» PROBLEM: Write out the material again word for word, dropping any images it holds.

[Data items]
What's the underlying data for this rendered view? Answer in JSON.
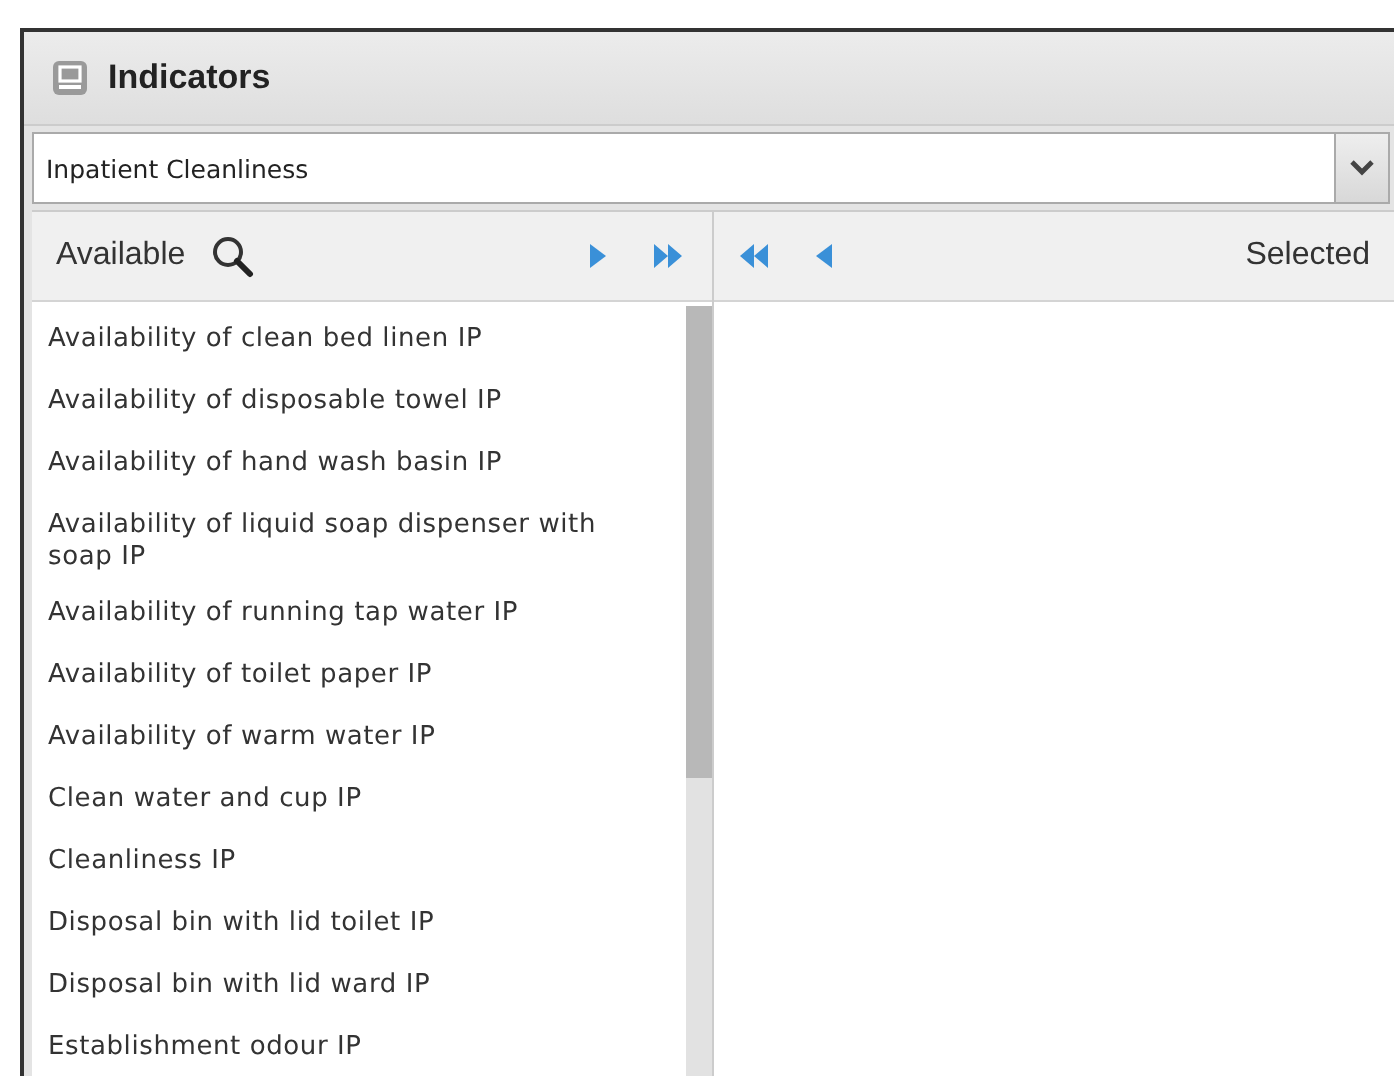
{
  "window": {
    "title": "Indicators"
  },
  "dropdown": {
    "value": "Inpatient Cleanliness"
  },
  "available": {
    "label": "Available",
    "items": [
      "Availability of clean bed linen IP",
      "Availability of disposable towel IP",
      "Availability of hand wash basin IP",
      "Availability of liquid soap dispenser with soap IP",
      "Availability of running tap water IP",
      "Availability of toilet paper IP",
      "Availability of warm water IP",
      "Clean water and cup IP",
      "Cleanliness IP",
      "Disposal bin with lid toilet IP",
      "Disposal bin with lid ward IP",
      "Establishment odour IP"
    ]
  },
  "selected": {
    "label": "Selected"
  }
}
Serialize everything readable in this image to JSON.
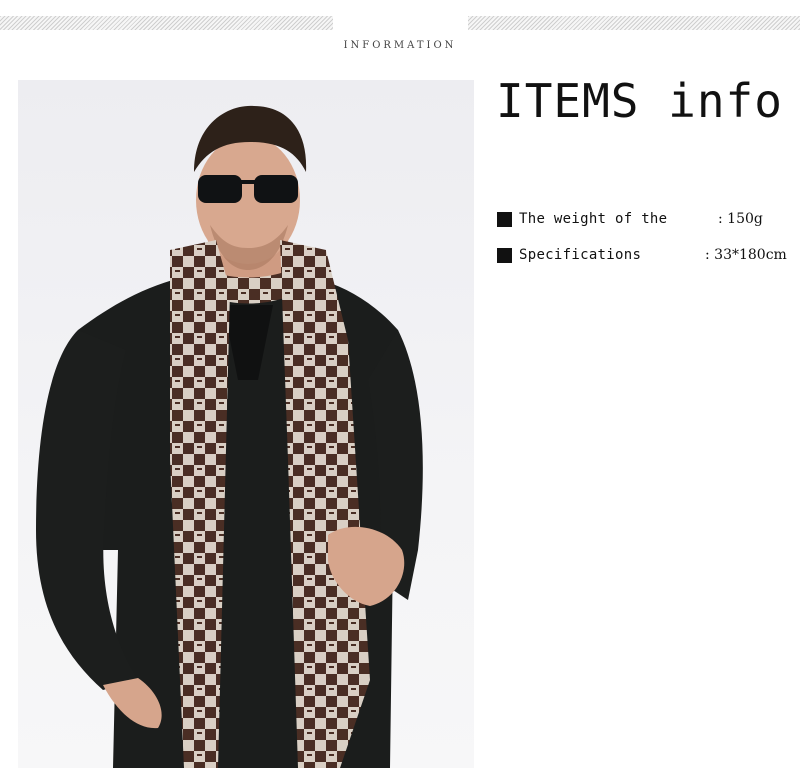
{
  "header": {
    "title": "INFORMATION"
  },
  "photo": {
    "subject": "man-wearing-checked-scarf",
    "background_color": "#efeff2",
    "sweater_color": "#1b1d1c",
    "scarf_colors": [
      "#4a2e24",
      "#d9cfc4"
    ]
  },
  "info": {
    "heading": "ITEMS info",
    "specs": [
      {
        "label": "The weight of the",
        "value": ": 150g"
      },
      {
        "label": "Specifications",
        "value": ": 33*180cm"
      }
    ]
  }
}
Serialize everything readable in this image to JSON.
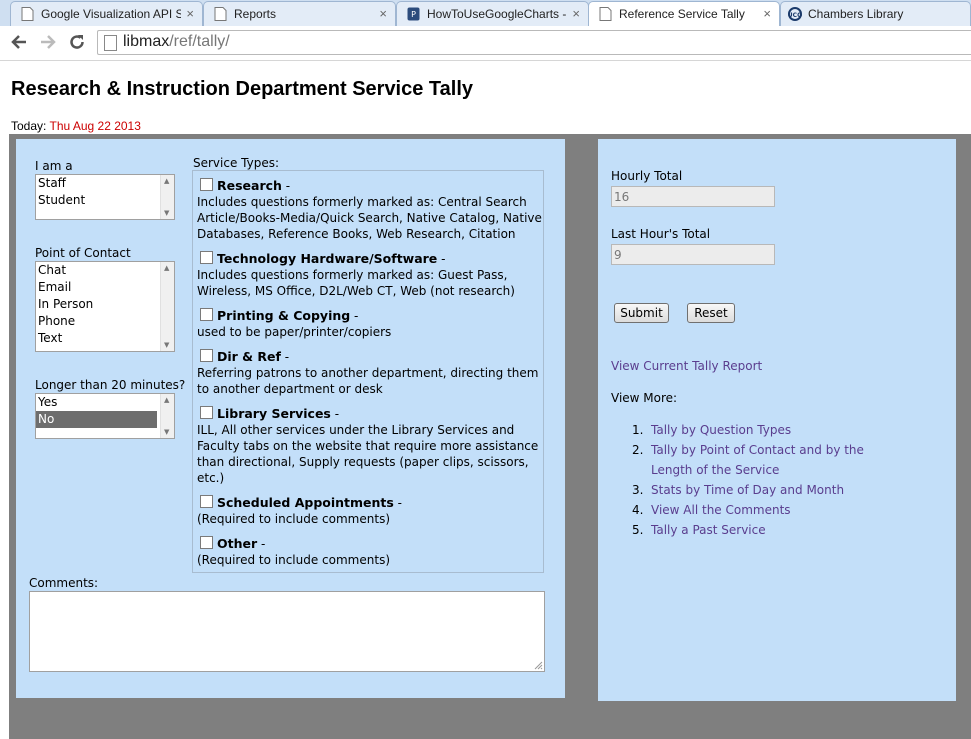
{
  "browser": {
    "tabs": [
      {
        "label": "Google Visualization API S",
        "icon": "page-icon"
      },
      {
        "label": "Reports",
        "icon": "page-icon"
      },
      {
        "label": "HowToUseGoogleCharts -",
        "icon": "wiki-icon"
      },
      {
        "label": "Reference Service Tally",
        "icon": "page-icon"
      },
      {
        "label": "Chambers Library",
        "icon": "uco-icon"
      }
    ],
    "close_glyph": "×",
    "url_host": "libmax",
    "url_path": "/ref/tally/"
  },
  "page": {
    "title": "Research & Instruction Department Service Tally",
    "today_label": "Today:",
    "today_date": "Thu Aug 22 2013"
  },
  "form": {
    "role": {
      "label": "I am a",
      "options": [
        "Staff",
        "Student"
      ]
    },
    "contact": {
      "label": "Point of Contact",
      "options": [
        "Chat",
        "Email",
        "In Person",
        "Phone",
        "Text"
      ]
    },
    "longer": {
      "label": "Longer than 20 minutes?",
      "options": [
        "Yes",
        "No"
      ],
      "selected": "No"
    },
    "service_types_label": "Service Types:",
    "services": [
      {
        "name": "Research",
        "desc": "Includes questions formerly marked as: Central Search Article/Books-Media/Quick Search, Native Catalog, Native Databases, Reference Books, Web Research, Citation"
      },
      {
        "name": "Technology Hardware/Software",
        "desc": "Includes questions formerly marked as: Guest Pass, Wireless, MS Office, D2L/Web CT, Web (not research)"
      },
      {
        "name": "Printing & Copying",
        "desc": "used to be paper/printer/copiers"
      },
      {
        "name": "Dir & Ref",
        "desc": "Referring patrons to another department, directing them to another department or desk"
      },
      {
        "name": "Library Services",
        "desc": "ILL, All other services under the Library Services and Faculty tabs on the website that require more assistance than directional, Supply requests (paper clips, scissors, etc.)"
      },
      {
        "name": "Scheduled Appointments",
        "desc": "(Required to include comments)"
      },
      {
        "name": "Other",
        "desc": "(Required to include comments)"
      }
    ],
    "name_suffix": " -",
    "comments_label": "Comments:"
  },
  "sidebar": {
    "hourly_total_label": "Hourly Total",
    "hourly_total_value": "16",
    "last_hour_label": "Last Hour's Total",
    "last_hour_value": "9",
    "submit_label": "Submit",
    "reset_label": "Reset",
    "current_report_link": "View Current Tally Report",
    "view_more_label": "View More:",
    "more_links": [
      "Tally by Question Types",
      "Tally by Point of Contact and by the Length of the Service",
      "Stats by Time of Day and Month",
      "View All the Comments",
      "Tally a Past Service"
    ]
  },
  "colors": {
    "panel": "#c3dff9",
    "backdrop": "#7f7f7f",
    "date": "#cc0000",
    "link": "#5a3d8e"
  }
}
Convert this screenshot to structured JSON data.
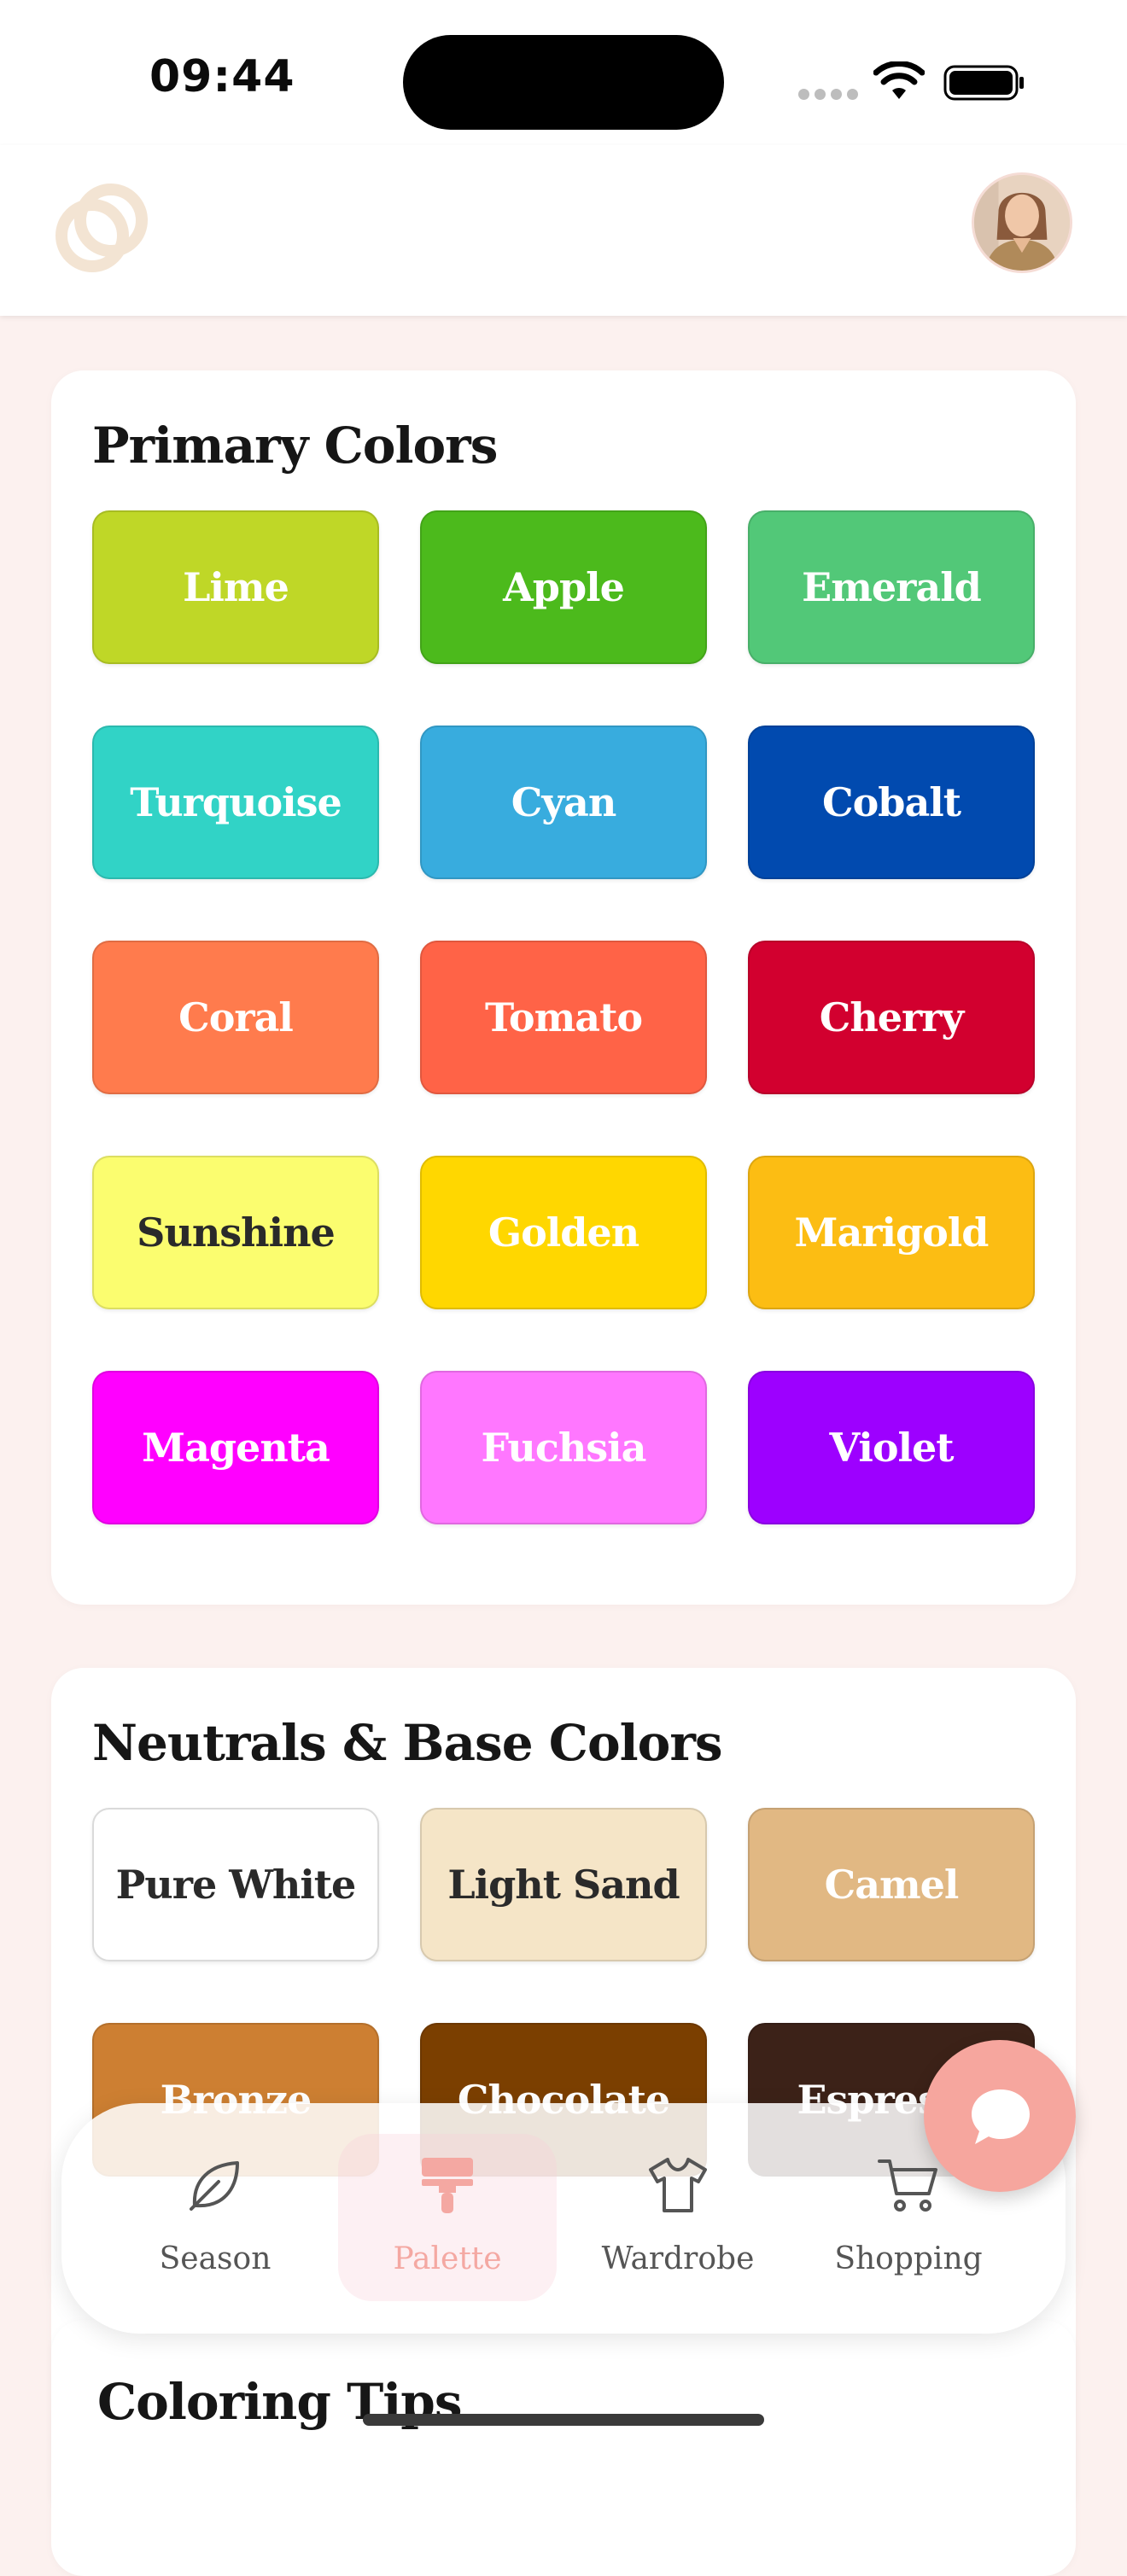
{
  "status_bar": {
    "time": "09:44"
  },
  "header": {
    "logo_icon": "interlocking-rings-icon",
    "avatar_alt": "user-avatar"
  },
  "primary_colors": {
    "title": "Primary Colors",
    "swatches": [
      {
        "label": "Lime",
        "color": "#BFD727",
        "text_color": "#FFFFFF"
      },
      {
        "label": "Apple",
        "color": "#4CBA1C",
        "text_color": "#FFFFFF"
      },
      {
        "label": "Emerald",
        "color": "#52C878",
        "text_color": "#FFFFFF"
      },
      {
        "label": "Turquoise",
        "color": "#31D3C6",
        "text_color": "#FFFFFF"
      },
      {
        "label": "Cyan",
        "color": "#38ACDE",
        "text_color": "#FFFFFF"
      },
      {
        "label": "Cobalt",
        "color": "#014AAF",
        "text_color": "#FFFFFF"
      },
      {
        "label": "Coral",
        "color": "#FF7B4D",
        "text_color": "#FFFFFF"
      },
      {
        "label": "Tomato",
        "color": "#FF6347",
        "text_color": "#FFFFFF"
      },
      {
        "label": "Cherry",
        "color": "#D2002F",
        "text_color": "#FFFFFF"
      },
      {
        "label": "Sunshine",
        "color": "#FBFD6F",
        "text_color": "#2A2A2A"
      },
      {
        "label": "Golden",
        "color": "#FFD700",
        "text_color": "#FFFFFF"
      },
      {
        "label": "Marigold",
        "color": "#FCBD13",
        "text_color": "#FFFFFF"
      },
      {
        "label": "Magenta",
        "color": "#FF00FF",
        "text_color": "#FFFFFF"
      },
      {
        "label": "Fuchsia",
        "color": "#FF77FF",
        "text_color": "#FFFFFF"
      },
      {
        "label": "Violet",
        "color": "#9D00FF",
        "text_color": "#FFFFFF"
      }
    ]
  },
  "neutrals": {
    "title": "Neutrals & Base Colors",
    "swatches": [
      {
        "label": "Pure White",
        "color": "#FFFFFF",
        "text_color": "#2A2A2A"
      },
      {
        "label": "Light Sand",
        "color": "#F5E5C7",
        "text_color": "#2A2A2A"
      },
      {
        "label": "Camel",
        "color": "#E1B883",
        "text_color": "#FFFFFF"
      },
      {
        "label": "Bronze",
        "color": "#CD7F32",
        "text_color": "#FFFFFF"
      },
      {
        "label": "Chocolate",
        "color": "#7B3F00",
        "text_color": "#FFFFFF"
      },
      {
        "label": "Espresso",
        "color": "#3C2218",
        "text_color": "#FFFFFF"
      }
    ]
  },
  "tips": {
    "title": "Coloring Tips"
  },
  "bottom_nav": {
    "items": [
      {
        "label": "Season",
        "icon": "leaf-icon",
        "active": false
      },
      {
        "label": "Palette",
        "icon": "paint-roller-icon",
        "active": true
      },
      {
        "label": "Wardrobe",
        "icon": "tshirt-icon",
        "active": false
      },
      {
        "label": "Shopping",
        "icon": "shopping-cart-icon",
        "active": false
      }
    ],
    "active_color": "#F4A8A2"
  },
  "chat_fab": {
    "icon": "chat-bubble-icon",
    "color": "#F6A69E"
  }
}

» EXERCISE ANSWER:
What's the underlying data for this rendered view? Answer in JSON.
{
  "window": {
    "title": "Indicators"
  },
  "dropdown": {
    "value": "Inpatient Cleanliness"
  },
  "available": {
    "label": "Available",
    "items": [
      "Availability of clean bed linen IP",
      "Availability of disposable towel IP",
      "Availability of hand wash basin IP",
      "Availability of liquid soap dispenser with soap IP",
      "Availability of running tap water IP",
      "Availability of toilet paper IP",
      "Availability of warm water IP",
      "Clean water and cup IP",
      "Cleanliness IP",
      "Disposal bin with lid toilet IP",
      "Disposal bin with lid ward IP",
      "Establishment odour IP"
    ]
  },
  "selected": {
    "label": "Selected"
  }
}
Serialize everything readable in this image to JSON.
{
  "header": {
    "title": "INFORMATION"
  },
  "photo": {
    "subject": "man-wearing-checked-scarf",
    "background_color": "#efeff2",
    "sweater_color": "#1b1d1c",
    "scarf_colors": [
      "#4a2e24",
      "#d9cfc4"
    ]
  },
  "info": {
    "heading": "ITEMS info",
    "specs": [
      {
        "label": "The weight of the",
        "value": ": 150g"
      },
      {
        "label": "Specifications",
        "value": ": 33*180cm"
      }
    ]
  }
}
Serialize everything readable in this image to JSON.
{
  "browser": {
    "tabs": [
      {
        "label": "Google Visualization API S",
        "icon": "page-icon"
      },
      {
        "label": "Reports",
        "icon": "page-icon"
      },
      {
        "label": "HowToUseGoogleCharts -",
        "icon": "wiki-icon"
      },
      {
        "label": "Reference Service Tally",
        "icon": "page-icon"
      },
      {
        "label": "Chambers Library",
        "icon": "uco-icon"
      }
    ],
    "close_glyph": "×",
    "url_host": "libmax",
    "url_path": "/ref/tally/"
  },
  "page": {
    "title": "Research & Instruction Department Service Tally",
    "today_label": "Today:",
    "today_date": "Thu Aug 22 2013"
  },
  "form": {
    "role": {
      "label": "I am a",
      "options": [
        "Staff",
        "Student"
      ]
    },
    "contact": {
      "label": "Point of Contact",
      "options": [
        "Chat",
        "Email",
        "In Person",
        "Phone",
        "Text"
      ]
    },
    "longer": {
      "label": "Longer than 20 minutes?",
      "options": [
        "Yes",
        "No"
      ],
      "selected": "No"
    },
    "service_types_label": "Service Types:",
    "services": [
      {
        "name": "Research",
        "desc": "Includes questions formerly marked as: Central Search Article/Books-Media/Quick Search, Native Catalog, Native Databases, Reference Books, Web Research, Citation"
      },
      {
        "name": "Technology Hardware/Software",
        "desc": "Includes questions formerly marked as: Guest Pass, Wireless, MS Office, D2L/Web CT, Web (not research)"
      },
      {
        "name": "Printing & Copying",
        "desc": "used to be paper/printer/copiers"
      },
      {
        "name": "Dir & Ref",
        "desc": "Referring patrons to another department, directing them to another department or desk"
      },
      {
        "name": "Library Services",
        "desc": "ILL, All other services under the Library Services and Faculty tabs on the website that require more assistance than directional, Supply requests (paper clips, scissors, etc.)"
      },
      {
        "name": "Scheduled Appointments",
        "desc": "(Required to include comments)"
      },
      {
        "name": "Other",
        "desc": "(Required to include comments)"
      }
    ],
    "name_suffix": " -",
    "comments_label": "Comments:"
  },
  "sidebar": {
    "hourly_total_label": "Hourly Total",
    "hourly_total_value": "16",
    "last_hour_label": "Last Hour's Total",
    "last_hour_value": "9",
    "submit_label": "Submit",
    "reset_label": "Reset",
    "current_report_link": "View Current Tally Report",
    "view_more_label": "View More:",
    "more_links": [
      "Tally by Question Types",
      "Tally by Point of Contact and by the Length of the Service",
      "Stats by Time of Day and Month",
      "View All the Comments",
      "Tally a Past Service"
    ]
  },
  "colors": {
    "panel": "#c3dff9",
    "backdrop": "#7f7f7f",
    "date": "#cc0000",
    "link": "#5a3d8e"
  }
}
Convert this screenshot to structured JSON data.
{
  "status_bar": {
    "time": "09:44"
  },
  "header": {
    "logo_icon": "interlocking-rings-icon",
    "avatar_alt": "user-avatar"
  },
  "primary_colors": {
    "title": "Primary Colors",
    "swatches": [
      {
        "label": "Lime",
        "color": "#BFD727",
        "text_color": "#FFFFFF"
      },
      {
        "label": "Apple",
        "color": "#4CBA1C",
        "text_color": "#FFFFFF"
      },
      {
        "label": "Emerald",
        "color": "#52C878",
        "text_color": "#FFFFFF"
      },
      {
        "label": "Turquoise",
        "color": "#31D3C6",
        "text_color": "#FFFFFF"
      },
      {
        "label": "Cyan",
        "color": "#38ACDE",
        "text_color": "#FFFFFF"
      },
      {
        "label": "Cobalt",
        "color": "#014AAF",
        "text_color": "#FFFFFF"
      },
      {
        "label": "Coral",
        "color": "#FF7B4D",
        "text_color": "#FFFFFF"
      },
      {
        "label": "Tomato",
        "color": "#FF6347",
        "text_color": "#FFFFFF"
      },
      {
        "label": "Cherry",
        "color": "#D2002F",
        "text_color": "#FFFFFF"
      },
      {
        "label": "Sunshine",
        "color": "#FBFD6F",
        "text_color": "#2A2A2A"
      },
      {
        "label": "Golden",
        "color": "#FFD700",
        "text_color": "#FFFFFF"
      },
      {
        "label": "Marigold",
        "color": "#FCBD13",
        "text_color": "#FFFFFF"
      },
      {
        "label": "Magenta",
        "color": "#FF00FF",
        "text_color": "#FFFFFF"
      },
      {
        "label": "Fuchsia",
        "color": "#FF77FF",
        "text_color": "#FFFFFF"
      },
      {
        "label": "Violet",
        "color": "#9D00FF",
        "text_color": "#FFFFFF"
      }
    ]
  },
  "neutrals": {
    "title": "Neutrals & Base Colors",
    "swatches": [
      {
        "label": "Pure White",
        "color": "#FFFFFF",
        "text_color": "#2A2A2A"
      },
      {
        "label": "Light Sand",
        "color": "#F5E5C7",
        "text_color": "#2A2A2A"
      },
      {
        "label": "Camel",
        "color": "#E1B883",
        "text_color": "#FFFFFF"
      },
      {
        "label": "Bronze",
        "color": "#CD7F32",
        "text_color": "#FFFFFF"
      },
      {
        "label": "Chocolate",
        "color": "#7B3F00",
        "text_color": "#FFFFFF"
      },
      {
        "label": "Espresso",
        "color": "#3C2218",
        "text_color": "#FFFFFF"
      }
    ]
  },
  "tips": {
    "title": "Coloring Tips"
  },
  "bottom_nav": {
    "items": [
      {
        "label": "Season",
        "icon": "leaf-icon",
        "active": false
      },
      {
        "label": "Palette",
        "icon": "paint-roller-icon",
        "active": true
      },
      {
        "label": "Wardrobe",
        "icon": "tshirt-icon",
        "active": false
      },
      {
        "label": "Shopping",
        "icon": "shopping-cart-icon",
        "active": false
      }
    ],
    "active_color": "#F4A8A2"
  },
  "chat_fab": {
    "icon": "chat-bubble-icon",
    "color": "#F6A69E"
  }
}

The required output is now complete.